◆ TASK DIRECTIONS ◆
Emit the data below verbatim, stripping out any pictures.

Records from a collection:
════════

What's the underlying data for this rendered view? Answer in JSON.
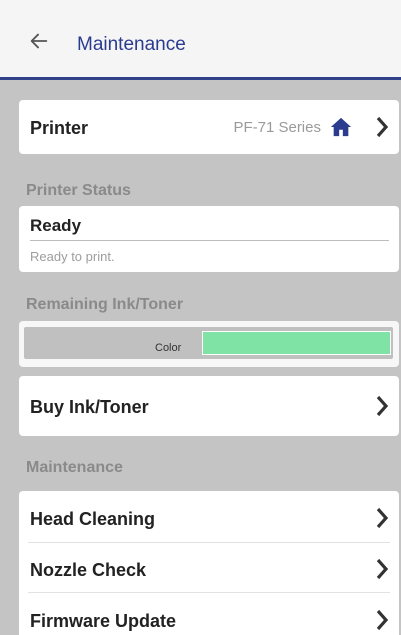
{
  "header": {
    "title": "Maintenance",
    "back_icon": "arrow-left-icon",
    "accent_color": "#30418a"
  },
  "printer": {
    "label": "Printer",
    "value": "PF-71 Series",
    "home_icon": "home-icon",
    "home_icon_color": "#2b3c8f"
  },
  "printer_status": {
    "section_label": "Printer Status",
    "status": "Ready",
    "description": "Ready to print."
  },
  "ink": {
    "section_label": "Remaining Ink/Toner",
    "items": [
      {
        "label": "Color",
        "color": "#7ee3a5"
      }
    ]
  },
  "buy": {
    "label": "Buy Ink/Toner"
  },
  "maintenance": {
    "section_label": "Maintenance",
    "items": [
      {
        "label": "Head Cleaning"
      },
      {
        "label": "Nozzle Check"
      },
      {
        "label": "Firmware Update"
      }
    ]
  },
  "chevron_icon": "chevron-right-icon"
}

════════

◆ TASK RESPONSE ◆
What's the underlying data for this rendered view? Answer in JSON.
{
  "header": {
    "title": "Maintenance",
    "back_icon": "arrow-left-icon",
    "accent_color": "#30418a"
  },
  "printer": {
    "label": "Printer",
    "value": "PF-71 Series",
    "home_icon": "home-icon",
    "home_icon_color": "#2b3c8f"
  },
  "printer_status": {
    "section_label": "Printer Status",
    "status": "Ready",
    "description": "Ready to print."
  },
  "ink": {
    "section_label": "Remaining Ink/Toner",
    "items": [
      {
        "label": "Color",
        "color": "#7ee3a5"
      }
    ]
  },
  "buy": {
    "label": "Buy Ink/Toner"
  },
  "maintenance": {
    "section_label": "Maintenance",
    "items": [
      {
        "label": "Head Cleaning"
      },
      {
        "label": "Nozzle Check"
      },
      {
        "label": "Firmware Update"
      }
    ]
  },
  "chevron_icon": "chevron-right-icon"
}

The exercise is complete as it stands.